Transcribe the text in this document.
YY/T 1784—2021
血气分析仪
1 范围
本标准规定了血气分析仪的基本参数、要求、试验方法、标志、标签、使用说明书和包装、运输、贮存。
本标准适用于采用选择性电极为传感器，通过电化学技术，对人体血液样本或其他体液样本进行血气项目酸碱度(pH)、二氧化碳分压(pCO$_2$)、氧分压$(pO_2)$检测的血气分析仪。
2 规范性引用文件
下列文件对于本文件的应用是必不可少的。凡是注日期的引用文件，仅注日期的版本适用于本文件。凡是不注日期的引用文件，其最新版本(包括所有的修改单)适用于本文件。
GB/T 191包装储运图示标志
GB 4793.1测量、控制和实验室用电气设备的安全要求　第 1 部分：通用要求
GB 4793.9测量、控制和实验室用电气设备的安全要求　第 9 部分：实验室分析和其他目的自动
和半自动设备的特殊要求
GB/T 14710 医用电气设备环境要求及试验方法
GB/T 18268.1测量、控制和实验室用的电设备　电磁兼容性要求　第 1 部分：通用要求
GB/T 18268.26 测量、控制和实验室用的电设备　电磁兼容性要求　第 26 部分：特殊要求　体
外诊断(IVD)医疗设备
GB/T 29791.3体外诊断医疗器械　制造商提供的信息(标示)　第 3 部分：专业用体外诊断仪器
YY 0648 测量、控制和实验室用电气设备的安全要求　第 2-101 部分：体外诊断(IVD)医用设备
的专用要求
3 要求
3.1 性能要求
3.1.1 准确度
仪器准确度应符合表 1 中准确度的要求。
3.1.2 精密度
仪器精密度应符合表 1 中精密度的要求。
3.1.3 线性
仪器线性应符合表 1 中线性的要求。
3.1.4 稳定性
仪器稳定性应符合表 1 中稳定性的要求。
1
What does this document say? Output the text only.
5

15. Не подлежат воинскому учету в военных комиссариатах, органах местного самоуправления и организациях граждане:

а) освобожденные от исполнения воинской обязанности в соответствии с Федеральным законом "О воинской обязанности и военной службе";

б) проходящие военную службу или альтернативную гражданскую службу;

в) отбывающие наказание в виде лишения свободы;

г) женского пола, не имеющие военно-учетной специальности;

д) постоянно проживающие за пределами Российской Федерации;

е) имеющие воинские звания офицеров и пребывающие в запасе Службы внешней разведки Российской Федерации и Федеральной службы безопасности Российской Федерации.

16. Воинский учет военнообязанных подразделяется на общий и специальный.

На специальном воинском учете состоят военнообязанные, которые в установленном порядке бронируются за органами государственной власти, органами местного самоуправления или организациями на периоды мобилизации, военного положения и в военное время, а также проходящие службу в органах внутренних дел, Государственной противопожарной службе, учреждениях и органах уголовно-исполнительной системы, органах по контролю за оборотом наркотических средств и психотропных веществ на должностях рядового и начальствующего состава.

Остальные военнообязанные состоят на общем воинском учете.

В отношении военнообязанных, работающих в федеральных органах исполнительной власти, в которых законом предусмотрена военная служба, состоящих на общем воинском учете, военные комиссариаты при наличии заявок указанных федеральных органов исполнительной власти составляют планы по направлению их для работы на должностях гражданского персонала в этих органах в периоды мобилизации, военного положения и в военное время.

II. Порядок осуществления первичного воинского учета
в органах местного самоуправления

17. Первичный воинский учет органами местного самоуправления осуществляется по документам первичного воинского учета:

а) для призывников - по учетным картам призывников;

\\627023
::::
Write the listing out again, exactly as shown above.

◆ EXERCISE RESPONSE ◆
Transcribe the text in this document.
YY/T 1784—2021
血气分析仪
1 范围
本标准规定了血气分析仪的基本参数、要求、试验方法、标志、标签、使用说明书和包装、运输、贮存。
本标准适用于采用选择性电极为传感器，通过电化学技术，对人体血液样本或其他体液样本进行血气项目酸碱度(pH)、二氧化碳分压(pCO$_2$)、氧分压$(pO_2)$检测的血气分析仪。
2 规范性引用文件
下列文件对于本文件的应用是必不可少的。凡是注日期的引用文件，仅注日期的版本适用于本文件。凡是不注日期的引用文件，其最新版本(包括所有的修改单)适用于本文件。
GB/T 191包装储运图示标志
GB 4793.1测量、控制和实验室用电气设备的安全要求　第 1 部分：通用要求
GB 4793.9测量、控制和实验室用电气设备的安全要求　第 9 部分：实验室分析和其他目的自动
和半自动设备的特殊要求
GB/T 14710 医用电气设备环境要求及试验方法
GB/T 18268.1测量、控制和实验室用的电设备　电磁兼容性要求　第 1 部分：通用要求
GB/T 18268.26 测量、控制和实验室用的电设备　电磁兼容性要求　第 26 部分：特殊要求　体
外诊断(IVD)医疗设备
GB/T 29791.3体外诊断医疗器械　制造商提供的信息(标示)　第 3 部分：专业用体外诊断仪器
YY 0648 测量、控制和实验室用电气设备的安全要求　第 2-101 部分：体外诊断(IVD)医用设备
的专用要求
3 要求
3.1 性能要求
3.1.1 准确度
仪器准确度应符合表 1 中准确度的要求。
3.1.2 精密度
仪器精密度应符合表 1 中精密度的要求。
3.1.3 线性
仪器线性应符合表 1 中线性的要求。
3.1.4 稳定性
仪器稳定性应符合表 1 中稳定性的要求。
1
What does this document say? Output the text only.
5

15. Не подлежат воинскому учету в военных комиссариатах, органах местного самоуправления и организациях граждане:

а) освобожденные от исполнения воинской обязанности в соответствии с Федеральным законом "О воинской обязанности и военной службе";

б) проходящие военную службу или альтернативную гражданскую службу;

в) отбывающие наказание в виде лишения свободы;

г) женского пола, не имеющие военно-учетной специальности;

д) постоянно проживающие за пределами Российской Федерации;

е) имеющие воинские звания офицеров и пребывающие в запасе Службы внешней разведки Российской Федерации и Федеральной службы безопасности Российской Федерации.

16. Воинский учет военнообязанных подразделяется на общий и специальный.

На специальном воинском учете состоят военнообязанные, которые в установленном порядке бронируются за органами государственной власти, органами местного самоуправления или организациями на периоды мобилизации, военного положения и в военное время, а также проходящие службу в органах внутренних дел, Государственной противопожарной службе, учреждениях и органах уголовно-исполнительной системы, органах по контролю за оборотом наркотических средств и психотропных веществ на должностях рядового и начальствующего состава.

Остальные военнообязанные состоят на общем воинском учете.

В отношении военнообязанных, работающих в федеральных органах исполнительной власти, в которых законом предусмотрена военная служба, состоящих на общем воинском учете, военные комиссариаты при наличии заявок указанных федеральных органов исполнительной власти составляют планы по направлению их для работы на должностях гражданского персонала в этих органах в периоды мобилизации, военного положения и в военное время.

II. Порядок осуществления первичного воинского учета
в органах местного самоуправления

17. Первичный воинский учет органами местного самоуправления осуществляется по документам первичного воинского учета:

а) для призывников - по учетным картам призывников;

\\627023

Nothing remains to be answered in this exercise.